WORK TO DO - Word for word, repeat the entries, minus the pictures.

Dataset items:
╭──

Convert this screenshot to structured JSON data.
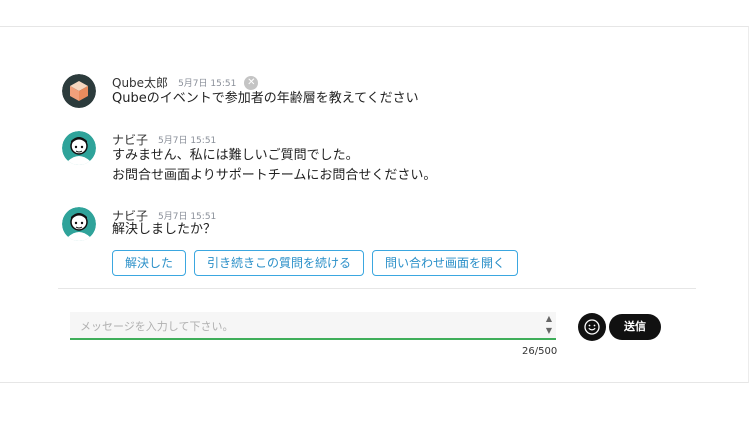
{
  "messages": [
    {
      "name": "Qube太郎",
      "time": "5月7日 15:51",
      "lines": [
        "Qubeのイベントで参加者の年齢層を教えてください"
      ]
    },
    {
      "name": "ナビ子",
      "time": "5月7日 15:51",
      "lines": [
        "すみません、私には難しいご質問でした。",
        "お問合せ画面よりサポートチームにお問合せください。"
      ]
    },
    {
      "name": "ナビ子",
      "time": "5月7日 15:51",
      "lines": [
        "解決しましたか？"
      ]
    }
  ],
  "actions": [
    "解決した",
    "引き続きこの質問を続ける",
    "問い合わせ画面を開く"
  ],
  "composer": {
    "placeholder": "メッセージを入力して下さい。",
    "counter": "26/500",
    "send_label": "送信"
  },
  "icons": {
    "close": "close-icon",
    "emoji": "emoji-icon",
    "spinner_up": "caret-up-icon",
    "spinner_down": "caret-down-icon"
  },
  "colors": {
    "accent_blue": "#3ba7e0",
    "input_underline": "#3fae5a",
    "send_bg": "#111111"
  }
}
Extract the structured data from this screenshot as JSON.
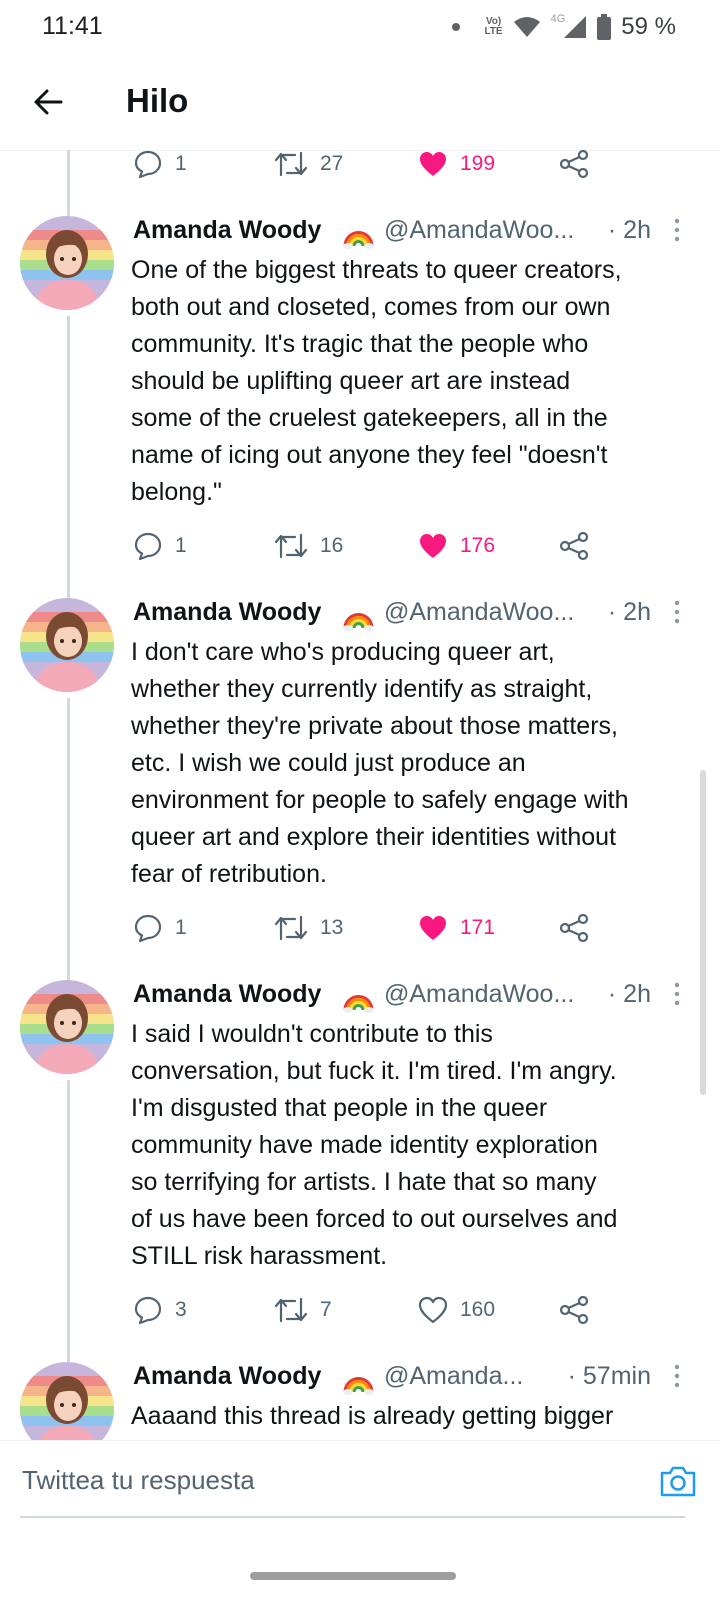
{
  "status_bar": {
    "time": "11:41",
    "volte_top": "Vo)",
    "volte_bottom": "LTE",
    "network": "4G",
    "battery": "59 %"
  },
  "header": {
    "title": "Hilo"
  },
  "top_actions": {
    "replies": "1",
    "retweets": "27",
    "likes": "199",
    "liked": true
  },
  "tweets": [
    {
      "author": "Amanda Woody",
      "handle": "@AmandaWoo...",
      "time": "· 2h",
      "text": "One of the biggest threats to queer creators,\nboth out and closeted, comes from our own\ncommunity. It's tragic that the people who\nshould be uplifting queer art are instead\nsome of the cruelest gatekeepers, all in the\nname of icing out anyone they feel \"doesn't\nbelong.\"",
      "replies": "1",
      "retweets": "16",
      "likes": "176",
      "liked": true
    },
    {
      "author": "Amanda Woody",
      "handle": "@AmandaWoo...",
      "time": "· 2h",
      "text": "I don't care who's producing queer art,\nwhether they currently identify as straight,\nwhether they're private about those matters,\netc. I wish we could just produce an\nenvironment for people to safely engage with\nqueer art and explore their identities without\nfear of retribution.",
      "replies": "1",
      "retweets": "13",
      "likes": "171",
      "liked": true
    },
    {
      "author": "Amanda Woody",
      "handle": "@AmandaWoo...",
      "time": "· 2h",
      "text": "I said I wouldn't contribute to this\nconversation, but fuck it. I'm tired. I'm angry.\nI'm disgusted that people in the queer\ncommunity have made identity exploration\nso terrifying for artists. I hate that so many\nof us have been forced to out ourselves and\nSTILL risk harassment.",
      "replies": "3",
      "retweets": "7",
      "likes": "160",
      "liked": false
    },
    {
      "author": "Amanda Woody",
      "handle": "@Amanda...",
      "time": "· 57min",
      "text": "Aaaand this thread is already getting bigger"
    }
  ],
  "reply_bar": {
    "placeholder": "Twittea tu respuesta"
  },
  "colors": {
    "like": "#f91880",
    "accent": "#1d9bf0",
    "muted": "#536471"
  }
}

╰──

WRITTEN ANSWER -
Convert this screenshot to structured JSON data.
{
  "messages": [
    {
      "name": "Qube太郎",
      "time": "5月7日 15:51",
      "lines": [
        "Qubeのイベントで参加者の年齢層を教えてください"
      ]
    },
    {
      "name": "ナビ子",
      "time": "5月7日 15:51",
      "lines": [
        "すみません、私には難しいご質問でした。",
        "お問合せ画面よりサポートチームにお問合せください。"
      ]
    },
    {
      "name": "ナビ子",
      "time": "5月7日 15:51",
      "lines": [
        "解決しましたか？"
      ]
    }
  ],
  "actions": [
    "解決した",
    "引き続きこの質問を続ける",
    "問い合わせ画面を開く"
  ],
  "composer": {
    "placeholder": "メッセージを入力して下さい。",
    "counter": "26/500",
    "send_label": "送信"
  },
  "icons": {
    "close": "close-icon",
    "emoji": "emoji-icon",
    "spinner_up": "caret-up-icon",
    "spinner_down": "caret-down-icon"
  },
  "colors": {
    "accent_blue": "#3ba7e0",
    "input_underline": "#3fae5a",
    "send_bg": "#111111"
  }
}
Extract the structured data from this screenshot as JSON.
{
  "status_bar": {
    "time": "11:41",
    "volte_top": "Vo)",
    "volte_bottom": "LTE",
    "network": "4G",
    "battery": "59 %"
  },
  "header": {
    "title": "Hilo"
  },
  "top_actions": {
    "replies": "1",
    "retweets": "27",
    "likes": "199",
    "liked": true
  },
  "tweets": [
    {
      "author": "Amanda Woody",
      "handle": "@AmandaWoo...",
      "time": "· 2h",
      "text": "One of the biggest threats to queer creators,\nboth out and closeted, comes from our own\ncommunity. It's tragic that the people who\nshould be uplifting queer art are instead\nsome of the cruelest gatekeepers, all in the\nname of icing out anyone they feel \"doesn't\nbelong.\"",
      "replies": "1",
      "retweets": "16",
      "likes": "176",
      "liked": true
    },
    {
      "author": "Amanda Woody",
      "handle": "@AmandaWoo...",
      "time": "· 2h",
      "text": "I don't care who's producing queer art,\nwhether they currently identify as straight,\nwhether they're private about those matters,\netc. I wish we could just produce an\nenvironment for people to safely engage with\nqueer art and explore their identities without\nfear of retribution.",
      "replies": "1",
      "retweets": "13",
      "likes": "171",
      "liked": true
    },
    {
      "author": "Amanda Woody",
      "handle": "@AmandaWoo...",
      "time": "· 2h",
      "text": "I said I wouldn't contribute to this\nconversation, but fuck it. I'm tired. I'm angry.\nI'm disgusted that people in the queer\ncommunity have made identity exploration\nso terrifying for artists. I hate that so many\nof us have been forced to out ourselves and\nSTILL risk harassment.",
      "replies": "3",
      "retweets": "7",
      "likes": "160",
      "liked": false
    },
    {
      "author": "Amanda Woody",
      "handle": "@Amanda...",
      "time": "· 57min",
      "text": "Aaaand this thread is already getting bigger"
    }
  ],
  "reply_bar": {
    "placeholder": "Twittea tu respuesta"
  },
  "colors": {
    "like": "#f91880",
    "accent": "#1d9bf0",
    "muted": "#536471"
  }
}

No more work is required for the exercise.